+++ Records for processing

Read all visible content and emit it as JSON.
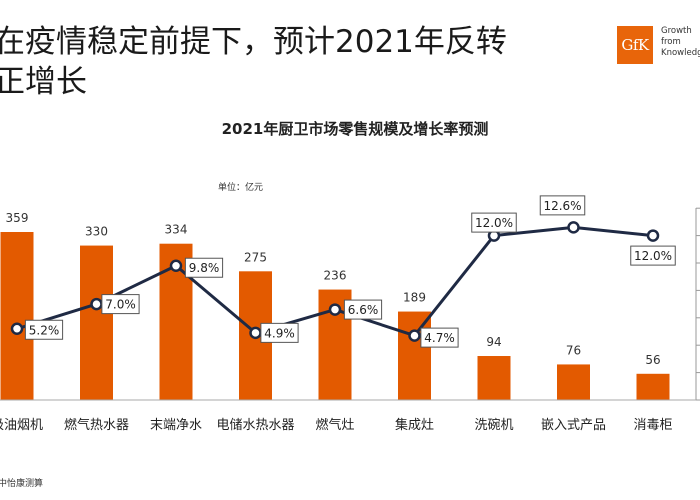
{
  "header": {
    "title_line1": "在疫情稳定前提下，预计2021年反转",
    "title_line2": "正增长",
    "logo_text": "GfK",
    "tagline": "Growth\nfrom\nKnowledge"
  },
  "footer": {
    "source": "中怡康测算"
  },
  "colors": {
    "bar": "#e35a00",
    "line": "#1f2a44",
    "logo": "#e8650a"
  },
  "chart_data": {
    "type": "bar",
    "title": "2021年厨卫市场零售规模及增长率预测",
    "unit": "单位：亿元",
    "categories": [
      "吸油烟机",
      "燃气热水器",
      "末端净水",
      "电储水热水器",
      "燃气灶",
      "集成灶",
      "洗碗机",
      "嵌入式产品",
      "消毒柜"
    ],
    "series": [
      {
        "type": "bar",
        "values": [
          359,
          330,
          334,
          275,
          236,
          189,
          94,
          76,
          56
        ]
      },
      {
        "type": "line",
        "values": [
          5.2,
          7.0,
          9.8,
          4.9,
          6.6,
          4.7,
          12.0,
          12.6,
          12.0
        ],
        "labels": [
          "5.2%",
          "7.0%",
          "9.8%",
          "4.9%",
          "6.6%",
          "4.7%",
          "12.0%",
          "12.6%",
          "12.0%"
        ]
      }
    ],
    "ylim": [
      0,
      400
    ],
    "y2lim": [
      0,
      16
    ],
    "legend": "none",
    "grid": false
  }
}
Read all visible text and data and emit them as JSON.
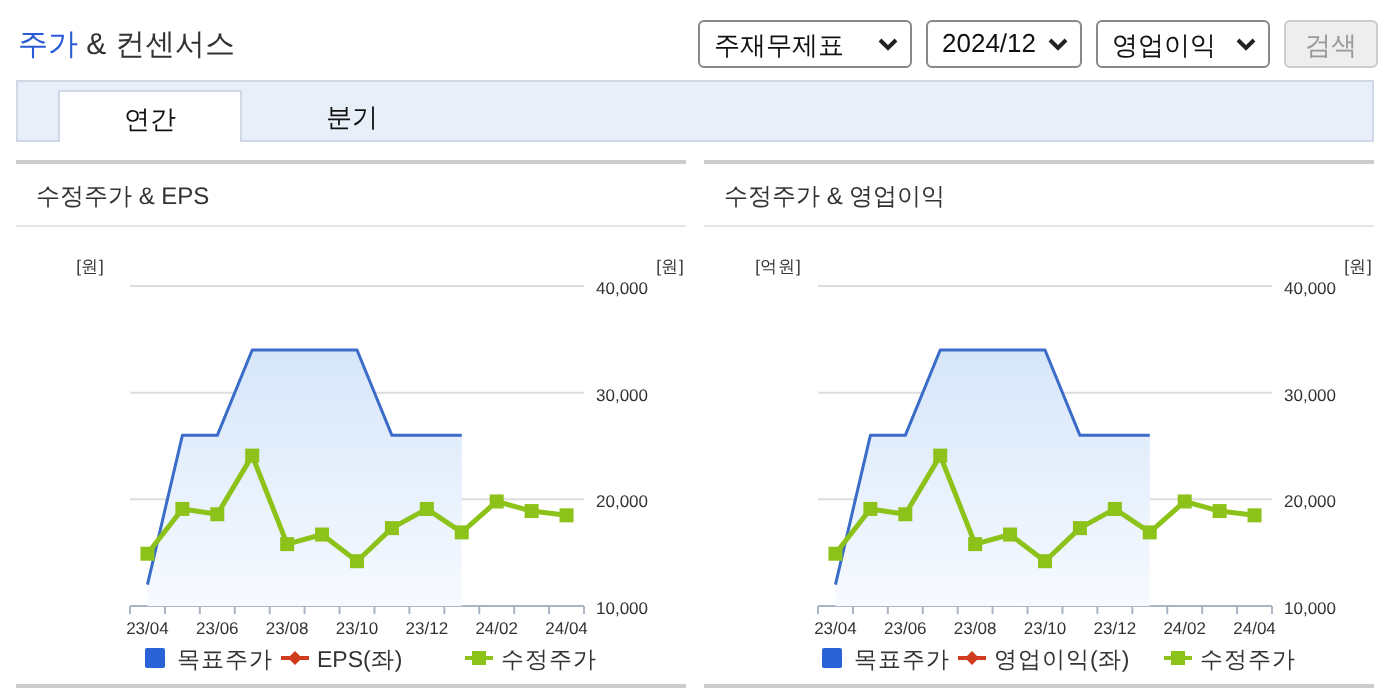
{
  "chart_data": [
    {
      "type": "other",
      "title": "주가 & 컨센서스",
      "annotations": [
        "주재무제표",
        "2024/12",
        "영업이익",
        "검색",
        "연간",
        "분기"
      ]
    },
    {
      "type": "line",
      "title": "수정주가 & EPS",
      "ylabel": "[원]",
      "y2label": "[원]",
      "categories": [
        "23/04",
        null,
        "23/06",
        null,
        "23/08",
        null,
        "23/10",
        null,
        "23/12",
        null,
        "24/02",
        null,
        "24/04"
      ],
      "y2lim": [
        10000,
        40000
      ],
      "y2ticks": [
        {
          "value": 10000,
          "label": "10,000"
        },
        {
          "value": 20000,
          "label": "20,000"
        },
        {
          "value": 30000,
          "label": "30,000"
        },
        {
          "value": 40000,
          "label": "40,000"
        }
      ],
      "grid": "y",
      "legend": "bottom",
      "series": [
        {
          "name": "목표주가",
          "type": "area",
          "axis": "y2",
          "color": "#3a6cc8",
          "marker": "none",
          "values": [
            12000,
            26000,
            26000,
            34000,
            34000,
            34000,
            34000,
            26000,
            26000,
            26000,
            null,
            null,
            null
          ]
        },
        {
          "name": "EPS(좌)",
          "type": "line",
          "axis": "y",
          "color": "#d23c1e",
          "marker": "diamond",
          "values": [
            null,
            null,
            null,
            null,
            null,
            null,
            null,
            null,
            null,
            null,
            null,
            null,
            null
          ]
        },
        {
          "name": "수정주가",
          "type": "line",
          "axis": "y2",
          "color": "#8cc21a",
          "marker": "square",
          "values": [
            14900,
            19100,
            18600,
            24100,
            15800,
            16700,
            14200,
            17300,
            19100,
            16900,
            19800,
            18900,
            18500
          ]
        }
      ]
    },
    {
      "type": "line",
      "title": "수정주가 & 영업이익",
      "ylabel": "[억원]",
      "y2label": "[원]",
      "categories": [
        "23/04",
        null,
        "23/06",
        null,
        "23/08",
        null,
        "23/10",
        null,
        "23/12",
        null,
        "24/02",
        null,
        "24/04"
      ],
      "y2lim": [
        10000,
        40000
      ],
      "y2ticks": [
        {
          "value": 10000,
          "label": "10,000"
        },
        {
          "value": 20000,
          "label": "20,000"
        },
        {
          "value": 30000,
          "label": "30,000"
        },
        {
          "value": 40000,
          "label": "40,000"
        }
      ],
      "grid": "y",
      "legend": "bottom",
      "series": [
        {
          "name": "목표주가",
          "type": "area",
          "axis": "y2",
          "color": "#3a6cc8",
          "marker": "none",
          "values": [
            12000,
            26000,
            26000,
            34000,
            34000,
            34000,
            34000,
            26000,
            26000,
            26000,
            null,
            null,
            null
          ]
        },
        {
          "name": "영업이익(좌)",
          "type": "line",
          "axis": "y",
          "color": "#d23c1e",
          "marker": "diamond",
          "values": [
            null,
            null,
            null,
            null,
            null,
            null,
            null,
            null,
            null,
            null,
            null,
            null,
            null
          ]
        },
        {
          "name": "수정주가",
          "type": "line",
          "axis": "y2",
          "color": "#8cc21a",
          "marker": "square",
          "values": [
            14900,
            19100,
            18600,
            24100,
            15800,
            16700,
            14200,
            17300,
            19100,
            16900,
            19800,
            18900,
            18500
          ]
        }
      ]
    }
  ]
}
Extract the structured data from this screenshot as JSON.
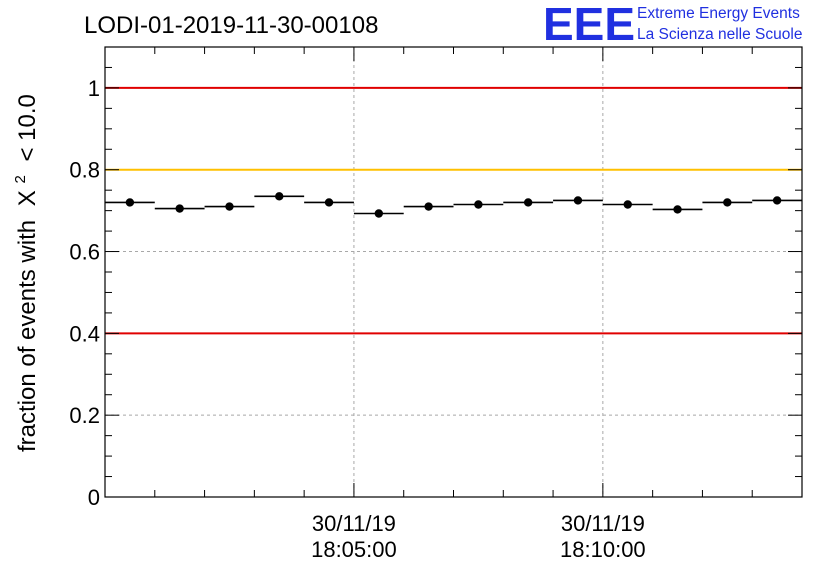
{
  "chart_data": {
    "type": "scatter",
    "title": "LODI-01-2019-11-30-00108",
    "ylabel_prefix": "fraction of events with",
    "ylabel_symbol": "X",
    "ylabel_superscript": "2",
    "ylabel_suffix": "< 10.0",
    "xlabel": "",
    "ylim": [
      0,
      1.1
    ],
    "y_ticks": [
      0,
      0.2,
      0.4,
      0.6,
      0.8,
      1
    ],
    "y_tick_labels": [
      "0",
      "0.2",
      "0.4",
      "0.6",
      "0.8",
      "1"
    ],
    "x_range_minutes": [
      0,
      14
    ],
    "x_major_ticks": [
      {
        "x": 5,
        "date": "30/11/19",
        "time": "18:05:00"
      },
      {
        "x": 10,
        "date": "30/11/19",
        "time": "18:10:00"
      }
    ],
    "x_minor_ticks": [
      1,
      2,
      3,
      4,
      6,
      7,
      8,
      9,
      11,
      12,
      13,
      14
    ],
    "grid": true,
    "bin_width_minutes": 1,
    "points": {
      "x": [
        0.5,
        1.5,
        2.5,
        3.5,
        4.5,
        5.5,
        6.5,
        7.5,
        8.5,
        9.5,
        10.5,
        11.5,
        12.5,
        13.5
      ],
      "y": [
        0.72,
        0.705,
        0.71,
        0.735,
        0.72,
        0.693,
        0.71,
        0.715,
        0.72,
        0.725,
        0.715,
        0.703,
        0.72,
        0.725
      ]
    },
    "reference_lines": [
      {
        "y": 1.0,
        "color": "#e00000"
      },
      {
        "y": 0.8,
        "color": "#ffc000"
      },
      {
        "y": 0.4,
        "color": "#e00000"
      }
    ]
  },
  "logo": {
    "letters": "EEE",
    "line1": "Extreme Energy Events",
    "line2": "La Scienza nelle Scuole",
    "color": "#2030e0"
  }
}
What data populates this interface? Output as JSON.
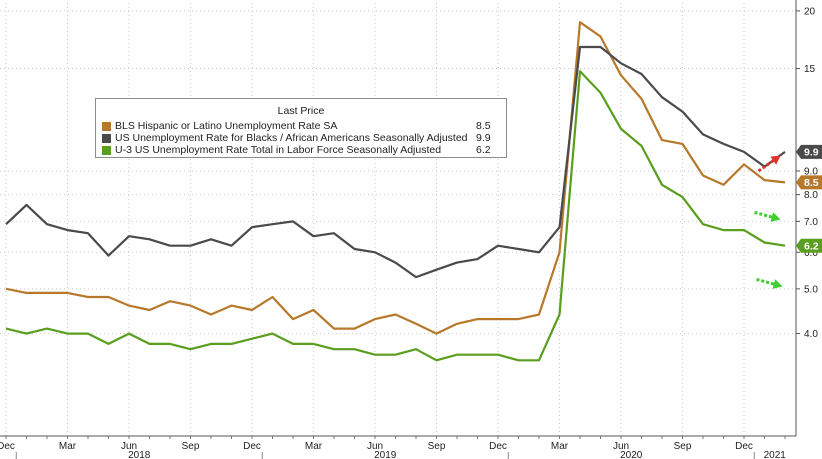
{
  "chart_data": {
    "type": "line",
    "title": "",
    "xlabel": "",
    "ylabel": "",
    "ylim": [
      2.4,
      20.8
    ],
    "y_scale": "log",
    "y_ticks": [
      {
        "value": 20,
        "label": "20"
      },
      {
        "value": 15,
        "label": "15"
      },
      {
        "value": 9.0,
        "label": "9.0"
      },
      {
        "value": 8.0,
        "label": "8.0"
      },
      {
        "value": 7.0,
        "label": "7.0"
      },
      {
        "value": 6.0,
        "label": "6.0"
      },
      {
        "value": 5.0,
        "label": "5.0"
      },
      {
        "value": 4.0,
        "label": "4.0"
      }
    ],
    "x_month_ticks": [
      {
        "idx": 0,
        "label": "Dec"
      },
      {
        "idx": 3,
        "label": "Mar"
      },
      {
        "idx": 6,
        "label": "Jun"
      },
      {
        "idx": 9,
        "label": "Sep"
      },
      {
        "idx": 12,
        "label": "Dec"
      },
      {
        "idx": 15,
        "label": "Mar"
      },
      {
        "idx": 18,
        "label": "Jun"
      },
      {
        "idx": 21,
        "label": "Sep"
      },
      {
        "idx": 24,
        "label": "Dec"
      },
      {
        "idx": 27,
        "label": "Mar"
      },
      {
        "idx": 30,
        "label": "Jun"
      },
      {
        "idx": 33,
        "label": "Sep"
      },
      {
        "idx": 36,
        "label": "Dec"
      }
    ],
    "x_years": [
      {
        "label": "2018",
        "start": 1,
        "end": 12
      },
      {
        "label": "2019",
        "start": 13,
        "end": 24
      },
      {
        "label": "2020",
        "start": 25,
        "end": 36
      },
      {
        "label": "2021",
        "start": 37,
        "end": 38
      }
    ],
    "x": [
      "2017-12",
      "2018-01",
      "2018-02",
      "2018-03",
      "2018-04",
      "2018-05",
      "2018-06",
      "2018-07",
      "2018-08",
      "2018-09",
      "2018-10",
      "2018-11",
      "2018-12",
      "2019-01",
      "2019-02",
      "2019-03",
      "2019-04",
      "2019-05",
      "2019-06",
      "2019-07",
      "2019-08",
      "2019-09",
      "2019-10",
      "2019-11",
      "2019-12",
      "2020-01",
      "2020-02",
      "2020-03",
      "2020-04",
      "2020-05",
      "2020-06",
      "2020-07",
      "2020-08",
      "2020-09",
      "2020-10",
      "2020-11",
      "2020-12",
      "2021-01",
      "2021-02"
    ],
    "legend": {
      "title": "Last Price",
      "placement": "top-left"
    },
    "series": [
      {
        "name": "BLS Hispanic or Latino Unemployment Rate SA",
        "legend_value": "8.5",
        "badge": "8.5",
        "color": "#b8782a",
        "values": [
          5.0,
          4.9,
          4.9,
          4.9,
          4.8,
          4.8,
          4.6,
          4.5,
          4.7,
          4.6,
          4.4,
          4.6,
          4.5,
          4.8,
          4.3,
          4.5,
          4.1,
          4.1,
          4.3,
          4.4,
          4.2,
          4.0,
          4.2,
          4.3,
          4.3,
          4.3,
          4.4,
          6.0,
          18.9,
          17.6,
          14.5,
          12.9,
          10.5,
          10.3,
          8.8,
          8.4,
          9.3,
          8.6,
          8.5
        ]
      },
      {
        "name": "US Unemployment Rate for Blacks / African Americans Seasonally Adjusted",
        "legend_value": "9.9",
        "badge": "9.9",
        "color": "#4a4a4a",
        "values": [
          6.9,
          7.6,
          6.9,
          6.7,
          6.6,
          5.9,
          6.5,
          6.4,
          6.2,
          6.2,
          6.4,
          6.2,
          6.8,
          6.9,
          7.0,
          6.5,
          6.6,
          6.1,
          6.0,
          5.7,
          5.3,
          5.5,
          5.7,
          5.8,
          6.2,
          6.1,
          6.0,
          6.8,
          16.7,
          16.7,
          15.4,
          14.6,
          13.0,
          12.1,
          10.8,
          10.3,
          9.9,
          9.2,
          9.9
        ]
      },
      {
        "name": "U-3 US Unemployment Rate Total in Labor Force Seasonally Adjusted",
        "legend_value": "6.2",
        "badge": "6.2",
        "color": "#5a9e1d",
        "values": [
          4.1,
          4.0,
          4.1,
          4.0,
          4.0,
          3.8,
          4.0,
          3.8,
          3.8,
          3.7,
          3.8,
          3.8,
          3.9,
          4.0,
          3.8,
          3.8,
          3.7,
          3.7,
          3.6,
          3.6,
          3.7,
          3.5,
          3.6,
          3.6,
          3.6,
          3.5,
          3.5,
          4.4,
          14.8,
          13.3,
          11.1,
          10.2,
          8.4,
          7.9,
          6.9,
          6.7,
          6.7,
          6.3,
          6.2
        ]
      }
    ],
    "annotations": [
      {
        "type": "arrow",
        "direction": "up",
        "color": "#e0332b",
        "near_series": 1
      },
      {
        "type": "arrow",
        "direction": "down",
        "color": "#3ecf2e",
        "near_series": 0
      },
      {
        "type": "arrow",
        "direction": "down",
        "color": "#3ecf2e",
        "near_series": 2
      }
    ]
  }
}
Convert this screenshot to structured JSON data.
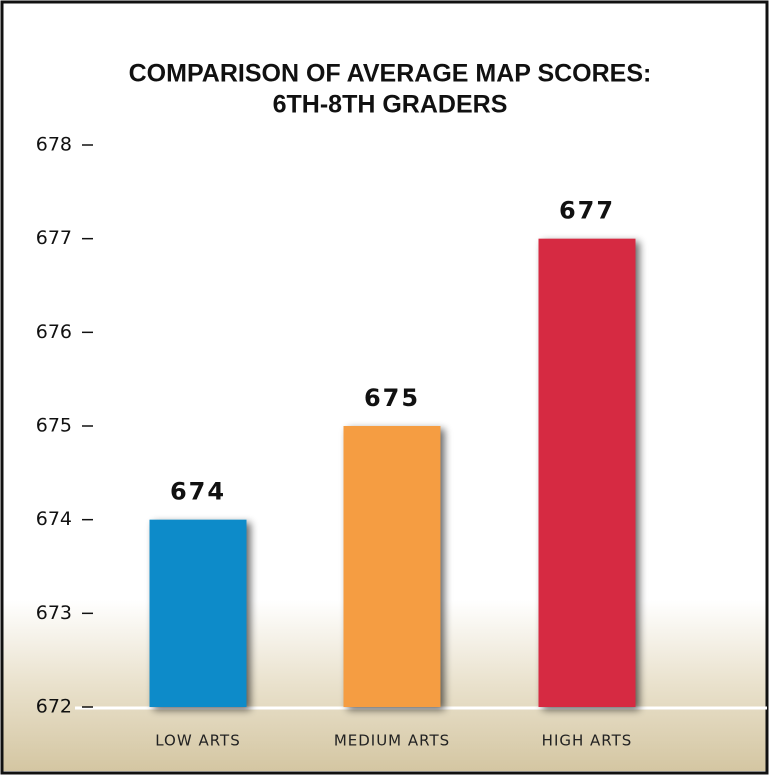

++++++

Problem requirements:
Report every line in the data above in which the word "수정주가" appears.

Exercise answer:
      "title": "수정주가 & EPS",
          "name": "수정주가",
      "title": "수정주가 & 영업이익",
          "name": "수정주가",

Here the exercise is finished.